• What you have to do:
From the listing below, extract every line containing "your".

[Saved data entries]
————————

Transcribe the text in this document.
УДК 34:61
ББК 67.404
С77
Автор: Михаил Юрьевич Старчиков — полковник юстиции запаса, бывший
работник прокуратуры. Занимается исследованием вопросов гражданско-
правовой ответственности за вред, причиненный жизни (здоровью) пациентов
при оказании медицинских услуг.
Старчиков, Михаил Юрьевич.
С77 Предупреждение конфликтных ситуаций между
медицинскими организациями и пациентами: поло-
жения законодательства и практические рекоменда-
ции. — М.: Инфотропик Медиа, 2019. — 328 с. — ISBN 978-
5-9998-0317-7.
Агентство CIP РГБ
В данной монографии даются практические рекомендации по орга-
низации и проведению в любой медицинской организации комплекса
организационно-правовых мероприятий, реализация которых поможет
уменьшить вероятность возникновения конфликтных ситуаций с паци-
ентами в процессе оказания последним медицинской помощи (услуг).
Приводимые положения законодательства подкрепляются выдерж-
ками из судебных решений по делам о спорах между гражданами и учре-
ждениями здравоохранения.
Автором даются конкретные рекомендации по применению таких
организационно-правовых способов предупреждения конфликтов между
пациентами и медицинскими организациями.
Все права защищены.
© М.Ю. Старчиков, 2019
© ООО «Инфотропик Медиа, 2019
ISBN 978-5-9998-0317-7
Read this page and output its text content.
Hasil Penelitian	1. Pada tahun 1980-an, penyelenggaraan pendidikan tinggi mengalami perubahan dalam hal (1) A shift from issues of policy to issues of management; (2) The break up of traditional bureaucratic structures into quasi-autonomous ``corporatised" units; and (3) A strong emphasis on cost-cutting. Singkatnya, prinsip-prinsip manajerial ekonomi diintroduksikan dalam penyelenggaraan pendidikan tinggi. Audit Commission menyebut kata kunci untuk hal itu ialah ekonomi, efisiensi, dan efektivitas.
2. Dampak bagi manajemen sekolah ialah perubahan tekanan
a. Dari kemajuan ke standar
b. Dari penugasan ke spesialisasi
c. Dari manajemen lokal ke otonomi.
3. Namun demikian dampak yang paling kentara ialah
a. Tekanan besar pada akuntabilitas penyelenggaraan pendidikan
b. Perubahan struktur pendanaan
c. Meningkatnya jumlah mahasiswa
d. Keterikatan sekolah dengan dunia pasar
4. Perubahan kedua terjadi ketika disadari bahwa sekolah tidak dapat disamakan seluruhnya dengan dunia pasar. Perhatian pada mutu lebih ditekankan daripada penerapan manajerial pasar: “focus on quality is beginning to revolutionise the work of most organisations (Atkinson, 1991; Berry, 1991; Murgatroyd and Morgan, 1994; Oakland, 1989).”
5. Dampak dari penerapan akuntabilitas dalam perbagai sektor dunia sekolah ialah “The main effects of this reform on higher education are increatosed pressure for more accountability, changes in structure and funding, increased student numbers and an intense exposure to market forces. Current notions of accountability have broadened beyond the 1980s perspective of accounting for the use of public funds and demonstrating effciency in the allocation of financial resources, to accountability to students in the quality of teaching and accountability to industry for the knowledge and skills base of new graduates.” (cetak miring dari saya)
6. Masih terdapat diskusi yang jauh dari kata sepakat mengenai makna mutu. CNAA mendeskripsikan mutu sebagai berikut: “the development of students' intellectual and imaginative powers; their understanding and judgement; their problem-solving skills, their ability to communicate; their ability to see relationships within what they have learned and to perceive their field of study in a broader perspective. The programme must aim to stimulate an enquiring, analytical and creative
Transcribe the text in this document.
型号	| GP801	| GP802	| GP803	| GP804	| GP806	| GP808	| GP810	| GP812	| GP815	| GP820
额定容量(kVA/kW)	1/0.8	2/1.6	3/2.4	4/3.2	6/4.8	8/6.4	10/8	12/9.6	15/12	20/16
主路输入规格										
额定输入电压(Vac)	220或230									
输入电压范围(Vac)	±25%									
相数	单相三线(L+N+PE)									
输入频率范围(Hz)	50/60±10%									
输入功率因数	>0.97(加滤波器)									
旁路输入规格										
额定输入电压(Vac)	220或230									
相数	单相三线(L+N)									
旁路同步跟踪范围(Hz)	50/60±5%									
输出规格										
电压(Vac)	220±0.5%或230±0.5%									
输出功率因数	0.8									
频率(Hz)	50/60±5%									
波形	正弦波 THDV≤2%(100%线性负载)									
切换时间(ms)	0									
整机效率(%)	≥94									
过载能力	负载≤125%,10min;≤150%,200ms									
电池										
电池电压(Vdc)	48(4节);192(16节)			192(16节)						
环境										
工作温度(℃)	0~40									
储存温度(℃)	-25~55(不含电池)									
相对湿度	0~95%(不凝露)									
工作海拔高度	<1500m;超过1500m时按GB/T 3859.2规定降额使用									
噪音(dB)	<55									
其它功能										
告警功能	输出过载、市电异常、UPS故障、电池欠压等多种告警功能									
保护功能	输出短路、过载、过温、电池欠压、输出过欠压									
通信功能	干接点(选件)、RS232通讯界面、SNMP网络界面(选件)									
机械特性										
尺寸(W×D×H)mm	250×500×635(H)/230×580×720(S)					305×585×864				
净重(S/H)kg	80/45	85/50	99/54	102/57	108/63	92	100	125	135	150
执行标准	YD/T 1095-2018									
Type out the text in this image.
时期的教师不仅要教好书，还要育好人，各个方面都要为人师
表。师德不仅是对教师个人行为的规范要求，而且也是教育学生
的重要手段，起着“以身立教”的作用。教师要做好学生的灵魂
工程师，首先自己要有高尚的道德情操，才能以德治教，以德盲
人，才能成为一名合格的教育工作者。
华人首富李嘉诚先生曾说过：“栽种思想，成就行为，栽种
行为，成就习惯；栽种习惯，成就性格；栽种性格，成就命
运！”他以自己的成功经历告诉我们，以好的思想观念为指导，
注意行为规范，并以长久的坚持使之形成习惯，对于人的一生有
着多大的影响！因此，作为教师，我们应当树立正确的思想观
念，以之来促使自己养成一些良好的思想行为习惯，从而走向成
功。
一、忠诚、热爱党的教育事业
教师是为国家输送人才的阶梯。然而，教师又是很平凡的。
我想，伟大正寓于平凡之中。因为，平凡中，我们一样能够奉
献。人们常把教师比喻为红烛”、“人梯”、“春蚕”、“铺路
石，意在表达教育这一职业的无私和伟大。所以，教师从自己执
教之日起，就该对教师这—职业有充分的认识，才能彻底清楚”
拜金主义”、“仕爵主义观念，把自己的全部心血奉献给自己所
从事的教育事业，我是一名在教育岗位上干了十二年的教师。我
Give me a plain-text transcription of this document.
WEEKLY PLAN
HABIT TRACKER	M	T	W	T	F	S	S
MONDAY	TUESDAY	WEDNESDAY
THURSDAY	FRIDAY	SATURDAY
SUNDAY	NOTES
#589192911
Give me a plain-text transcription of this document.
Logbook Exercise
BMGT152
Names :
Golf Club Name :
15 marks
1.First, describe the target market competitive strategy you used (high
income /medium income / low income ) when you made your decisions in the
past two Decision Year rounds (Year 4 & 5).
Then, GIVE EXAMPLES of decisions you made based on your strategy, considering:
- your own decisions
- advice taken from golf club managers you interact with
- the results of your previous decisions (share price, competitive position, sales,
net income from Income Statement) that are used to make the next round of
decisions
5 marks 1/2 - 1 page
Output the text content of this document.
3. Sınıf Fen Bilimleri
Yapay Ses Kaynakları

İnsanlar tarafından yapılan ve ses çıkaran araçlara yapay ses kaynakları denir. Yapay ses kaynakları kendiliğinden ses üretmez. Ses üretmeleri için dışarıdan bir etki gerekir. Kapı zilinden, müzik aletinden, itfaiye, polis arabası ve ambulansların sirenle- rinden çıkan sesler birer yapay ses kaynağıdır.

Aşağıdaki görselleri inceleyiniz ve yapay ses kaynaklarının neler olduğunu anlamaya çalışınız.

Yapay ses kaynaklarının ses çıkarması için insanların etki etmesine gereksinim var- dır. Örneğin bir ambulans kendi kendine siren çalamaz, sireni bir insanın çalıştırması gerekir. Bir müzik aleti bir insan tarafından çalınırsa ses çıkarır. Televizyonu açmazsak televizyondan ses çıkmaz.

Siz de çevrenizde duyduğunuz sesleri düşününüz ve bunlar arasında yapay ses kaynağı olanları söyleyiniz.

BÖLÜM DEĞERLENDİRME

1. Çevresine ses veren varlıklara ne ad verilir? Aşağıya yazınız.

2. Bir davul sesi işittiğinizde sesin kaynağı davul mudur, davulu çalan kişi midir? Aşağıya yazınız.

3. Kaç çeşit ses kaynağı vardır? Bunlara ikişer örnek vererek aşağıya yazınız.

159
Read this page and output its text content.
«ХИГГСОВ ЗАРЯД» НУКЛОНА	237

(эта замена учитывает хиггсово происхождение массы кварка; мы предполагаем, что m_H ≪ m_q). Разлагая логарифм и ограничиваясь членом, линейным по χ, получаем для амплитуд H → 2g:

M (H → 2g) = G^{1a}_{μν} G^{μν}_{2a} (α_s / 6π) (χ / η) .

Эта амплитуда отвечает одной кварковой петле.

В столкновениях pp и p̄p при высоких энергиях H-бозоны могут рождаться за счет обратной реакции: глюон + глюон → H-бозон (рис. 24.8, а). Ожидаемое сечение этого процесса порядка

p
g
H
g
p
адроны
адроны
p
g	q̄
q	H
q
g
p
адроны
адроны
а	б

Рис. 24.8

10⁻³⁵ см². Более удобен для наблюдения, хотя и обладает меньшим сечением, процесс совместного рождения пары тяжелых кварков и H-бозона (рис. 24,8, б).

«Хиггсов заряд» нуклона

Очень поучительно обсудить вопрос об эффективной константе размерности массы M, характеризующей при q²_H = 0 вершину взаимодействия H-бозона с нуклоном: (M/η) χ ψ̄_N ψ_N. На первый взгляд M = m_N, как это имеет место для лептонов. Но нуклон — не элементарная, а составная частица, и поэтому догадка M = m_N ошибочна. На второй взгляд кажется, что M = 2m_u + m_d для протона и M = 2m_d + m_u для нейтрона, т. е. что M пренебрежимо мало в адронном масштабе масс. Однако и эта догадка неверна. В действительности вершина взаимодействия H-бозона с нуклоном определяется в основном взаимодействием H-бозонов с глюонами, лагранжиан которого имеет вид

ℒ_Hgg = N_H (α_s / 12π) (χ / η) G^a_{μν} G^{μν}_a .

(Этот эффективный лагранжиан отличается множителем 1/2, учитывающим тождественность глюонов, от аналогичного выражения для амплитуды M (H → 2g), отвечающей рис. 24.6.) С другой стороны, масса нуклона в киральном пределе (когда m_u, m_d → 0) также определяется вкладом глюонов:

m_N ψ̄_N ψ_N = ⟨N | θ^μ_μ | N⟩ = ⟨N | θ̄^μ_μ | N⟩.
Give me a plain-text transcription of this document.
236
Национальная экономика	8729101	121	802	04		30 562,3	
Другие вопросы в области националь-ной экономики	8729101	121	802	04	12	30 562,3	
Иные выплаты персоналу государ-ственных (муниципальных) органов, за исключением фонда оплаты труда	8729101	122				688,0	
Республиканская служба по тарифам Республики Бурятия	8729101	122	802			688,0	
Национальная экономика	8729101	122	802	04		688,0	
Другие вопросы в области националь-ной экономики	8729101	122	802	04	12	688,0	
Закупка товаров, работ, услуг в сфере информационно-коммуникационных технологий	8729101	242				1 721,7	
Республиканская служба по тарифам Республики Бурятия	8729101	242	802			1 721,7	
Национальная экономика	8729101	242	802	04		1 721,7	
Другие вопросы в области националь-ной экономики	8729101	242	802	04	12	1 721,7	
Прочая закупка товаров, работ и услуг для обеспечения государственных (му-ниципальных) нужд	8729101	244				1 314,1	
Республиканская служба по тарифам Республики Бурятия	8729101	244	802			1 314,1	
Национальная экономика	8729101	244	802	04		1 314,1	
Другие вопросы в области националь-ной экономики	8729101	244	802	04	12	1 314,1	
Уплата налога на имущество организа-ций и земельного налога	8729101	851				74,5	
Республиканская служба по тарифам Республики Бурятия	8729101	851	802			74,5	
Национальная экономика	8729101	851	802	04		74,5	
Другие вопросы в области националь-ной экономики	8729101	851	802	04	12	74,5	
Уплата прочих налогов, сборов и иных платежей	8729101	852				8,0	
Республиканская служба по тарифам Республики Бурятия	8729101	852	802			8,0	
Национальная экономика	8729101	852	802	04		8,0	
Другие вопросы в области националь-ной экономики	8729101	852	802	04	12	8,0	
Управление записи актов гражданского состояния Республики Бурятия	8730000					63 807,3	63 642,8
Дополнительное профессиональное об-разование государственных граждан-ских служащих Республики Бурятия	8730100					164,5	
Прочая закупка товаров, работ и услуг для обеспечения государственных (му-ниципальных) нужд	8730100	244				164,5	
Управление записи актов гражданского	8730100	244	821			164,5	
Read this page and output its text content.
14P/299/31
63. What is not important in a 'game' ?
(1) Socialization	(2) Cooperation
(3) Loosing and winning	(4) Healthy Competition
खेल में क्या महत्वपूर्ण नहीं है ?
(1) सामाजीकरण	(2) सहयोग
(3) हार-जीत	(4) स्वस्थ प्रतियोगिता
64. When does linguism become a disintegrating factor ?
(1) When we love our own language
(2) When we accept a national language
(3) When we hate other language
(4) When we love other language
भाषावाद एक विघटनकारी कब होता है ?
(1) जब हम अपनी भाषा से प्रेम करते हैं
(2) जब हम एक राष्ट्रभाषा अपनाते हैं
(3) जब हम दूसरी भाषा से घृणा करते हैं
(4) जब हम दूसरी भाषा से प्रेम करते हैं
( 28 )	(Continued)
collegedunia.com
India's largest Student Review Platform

————————

• The output:
income /medium income / low income ) when you made your decisions in the
Then, GIVE EXAMPLES of decisions you made based on your strategy, considering:
- your own decisions
- the results of your previous decisions (share price, competitive position, sales,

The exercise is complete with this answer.